* SHORT PROBLEM *
Wherever the word "title" appears in the entries, copy the whole line.

* MATERIAL *
□ □ □

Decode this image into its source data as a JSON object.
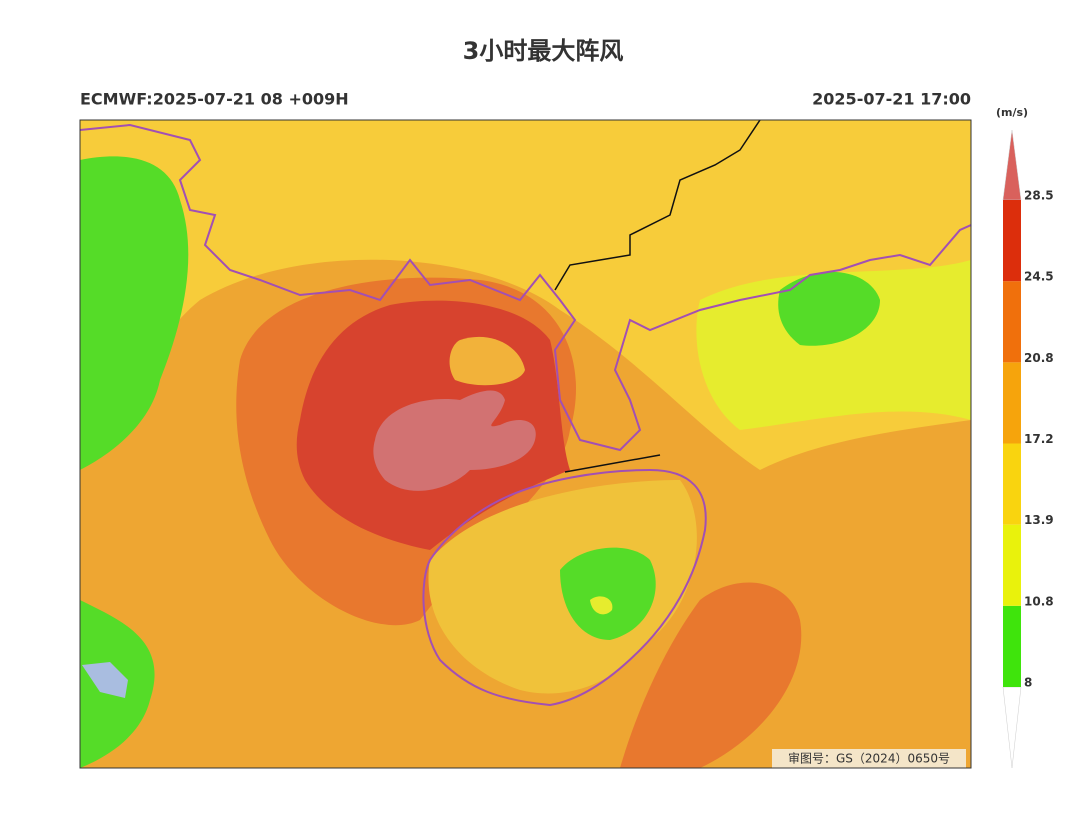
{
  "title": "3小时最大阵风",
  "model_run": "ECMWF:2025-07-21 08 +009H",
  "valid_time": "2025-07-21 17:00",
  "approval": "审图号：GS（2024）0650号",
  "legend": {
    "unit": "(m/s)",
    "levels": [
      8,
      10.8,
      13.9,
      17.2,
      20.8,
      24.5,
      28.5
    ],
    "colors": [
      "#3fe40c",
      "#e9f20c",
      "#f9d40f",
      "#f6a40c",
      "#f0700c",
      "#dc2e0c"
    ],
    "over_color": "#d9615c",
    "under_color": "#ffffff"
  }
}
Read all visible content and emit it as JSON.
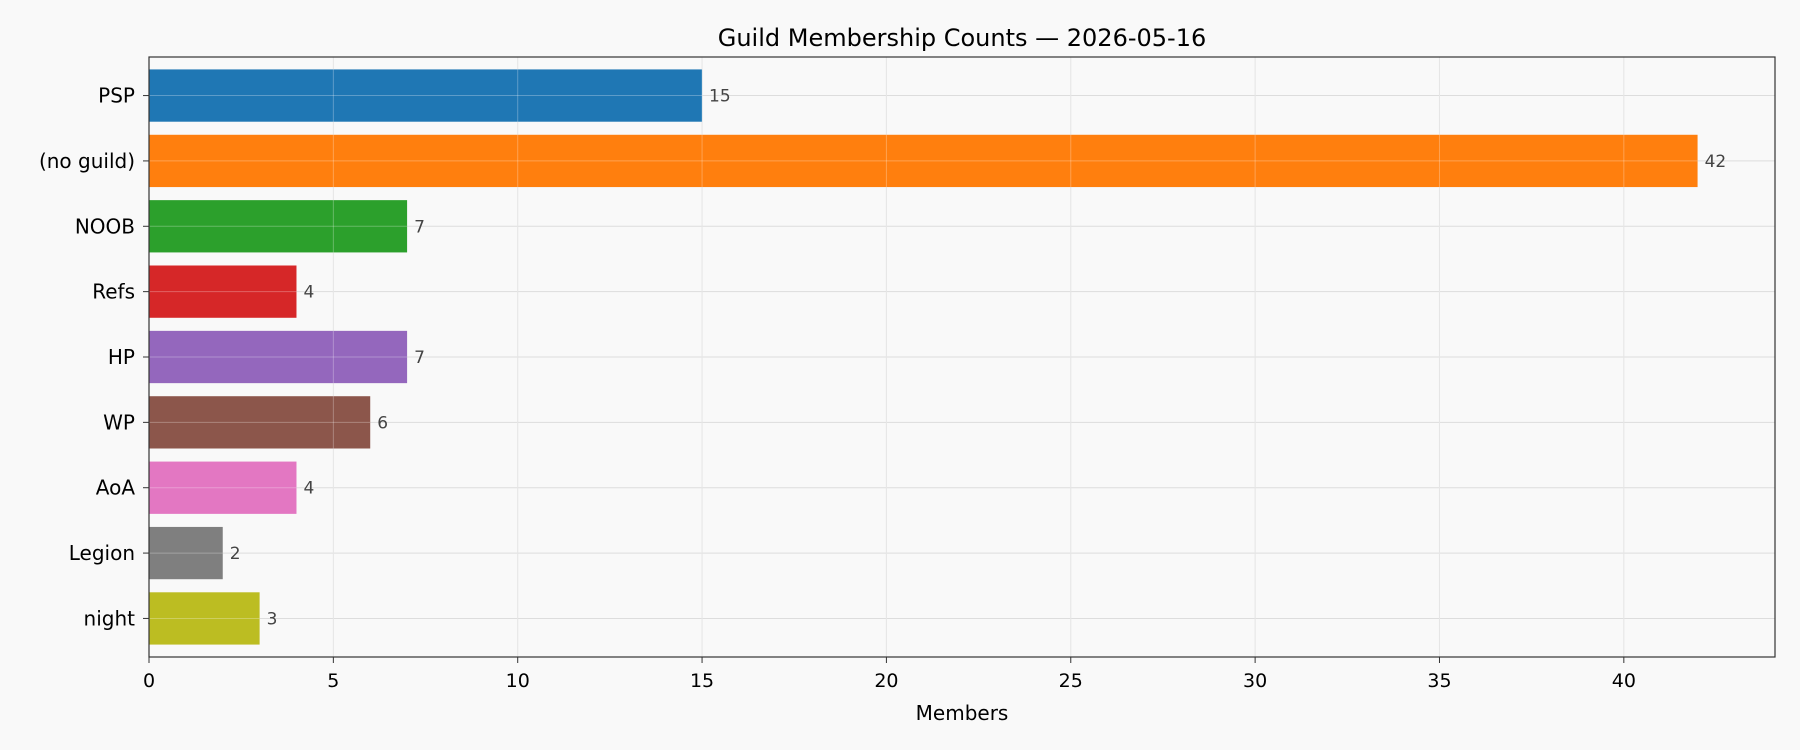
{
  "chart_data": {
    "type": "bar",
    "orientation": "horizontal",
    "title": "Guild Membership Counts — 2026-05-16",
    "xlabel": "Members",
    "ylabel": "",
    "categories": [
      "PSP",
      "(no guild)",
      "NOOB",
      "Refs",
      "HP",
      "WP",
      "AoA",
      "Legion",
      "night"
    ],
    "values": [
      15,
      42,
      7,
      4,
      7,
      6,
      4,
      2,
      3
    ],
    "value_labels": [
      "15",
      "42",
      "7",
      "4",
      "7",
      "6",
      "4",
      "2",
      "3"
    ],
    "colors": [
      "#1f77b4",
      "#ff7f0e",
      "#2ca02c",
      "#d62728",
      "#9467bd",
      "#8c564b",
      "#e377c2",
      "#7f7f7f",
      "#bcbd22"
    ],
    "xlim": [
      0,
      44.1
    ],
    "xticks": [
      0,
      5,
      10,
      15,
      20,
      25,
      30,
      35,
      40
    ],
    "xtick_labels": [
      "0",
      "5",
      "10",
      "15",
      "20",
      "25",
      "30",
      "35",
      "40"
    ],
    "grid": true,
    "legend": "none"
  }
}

□ □ □

* COMPLETED TASK *
  "title": "3小时最大阵风",
    "title": "Guild Membership Counts — 2026-05-16",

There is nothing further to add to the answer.